* **Stored records**:
····················
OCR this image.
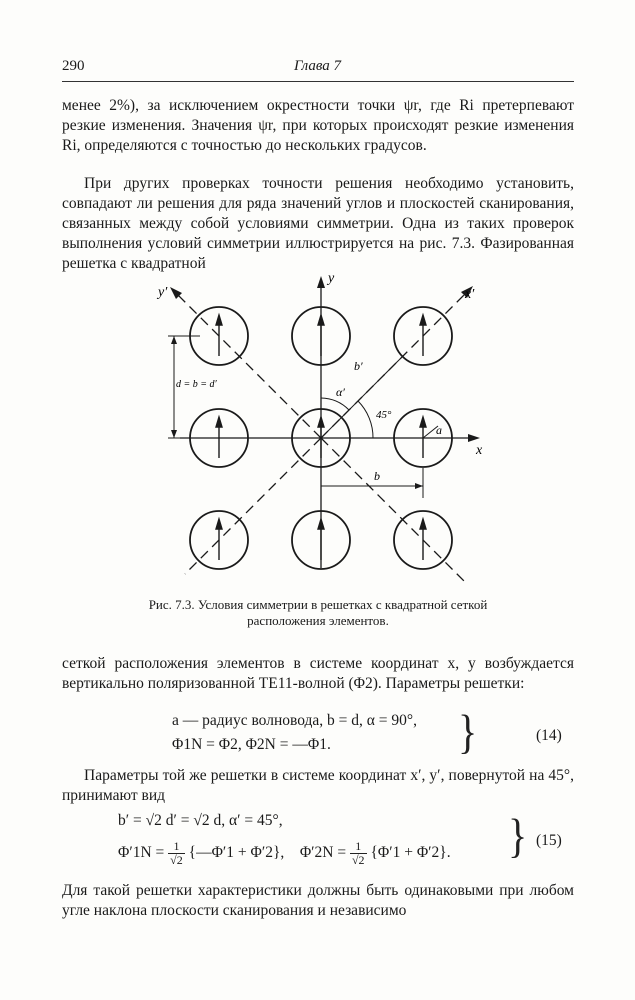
290	Глава 7

менее 2%), за исключением окрестности точки ψr, где Ri претерпевают резкие изменения. Значения ψr, при которых происходят резкие изменения Ri, определяются с точностью до нескольких градусов.

При других проверках точности решения необходимо установить, совпадают ли решения для ряда значений углов и плоскостей сканирования, связанных между собой условиями симметрии. Одна из таких проверок выполнения условий симметрии иллюстрируется на рис. 7.3. Фазированная решетка с квадратной

d = b = d′
b
b′
α′
45°
a
y
y′
x
x′
Рис. 7.3. Условия симметрии в решетках с квадратной сеткой
расположения элементов.

сеткой расположения элементов в системе координат x, y возбуждается вертикально поляризованной TE11-волной (Φ2). Параметры решетки:

a — радиус волновода, b = d, α = 90°,
Φ1N = Φ2, Φ2N = —Φ1.	}	(14)

Параметры той же решетки в системе координат x′, y′, повернутой на 45°, принимают вид

b′ = √2 d′ = √2 d, α′ = 45°,
$\Phi'1N = \frac{1}{√2}$ {—Φ′1 + Φ′2}, $\Phi'2N = \frac{1}{√2} \{\Phi'1 + \Phi'2\}$. } (15)

Для такой решетки характеристики должны быть одинаковыми при любом угле наклона плоскости сканирования и независимо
····················
* **Exercise task**:
Reproduce the whole listing word for word, setting aside any pictures.

* **Task answer**:
OCR this image.
290	Глава 7

менее 2%), за исключением окрестности точки ψr, где Ri претерпевают резкие изменения. Значения ψr, при которых происходят резкие изменения Ri, определяются с точностью до нескольких градусов.

При других проверках точности решения необходимо установить, совпадают ли решения для ряда значений углов и плоскостей сканирования, связанных между собой условиями симметрии. Одна из таких проверок выполнения условий симметрии иллюстрируется на рис. 7.3. Фазированная решетка с квадратной

d = b = d′
b
b′
α′
45°
a
y
y′
x
x′
Рис. 7.3. Условия симметрии в решетках с квадратной сеткой
расположения элементов.

сеткой расположения элементов в системе координат x, y возбуждается вертикально поляризованной TE11-волной (Φ2). Параметры решетки:

a — радиус волновода, b = d, α = 90°,
Φ1N = Φ2, Φ2N = —Φ1.	}	(14)

Параметры той же решетки в системе координат x′, y′, повернутой на 45°, принимают вид

b′ = √2 d′ = √2 d, α′ = 45°,
$\Phi'1N = \frac{1}{√2}$ {—Φ′1 + Φ′2}, $\Phi'2N = \frac{1}{√2} \{\Phi'1 + \Phi'2\}$. } (15)

Для такой решетки характеристики должны быть одинаковыми при любом угле наклона плоскости сканирования и независимо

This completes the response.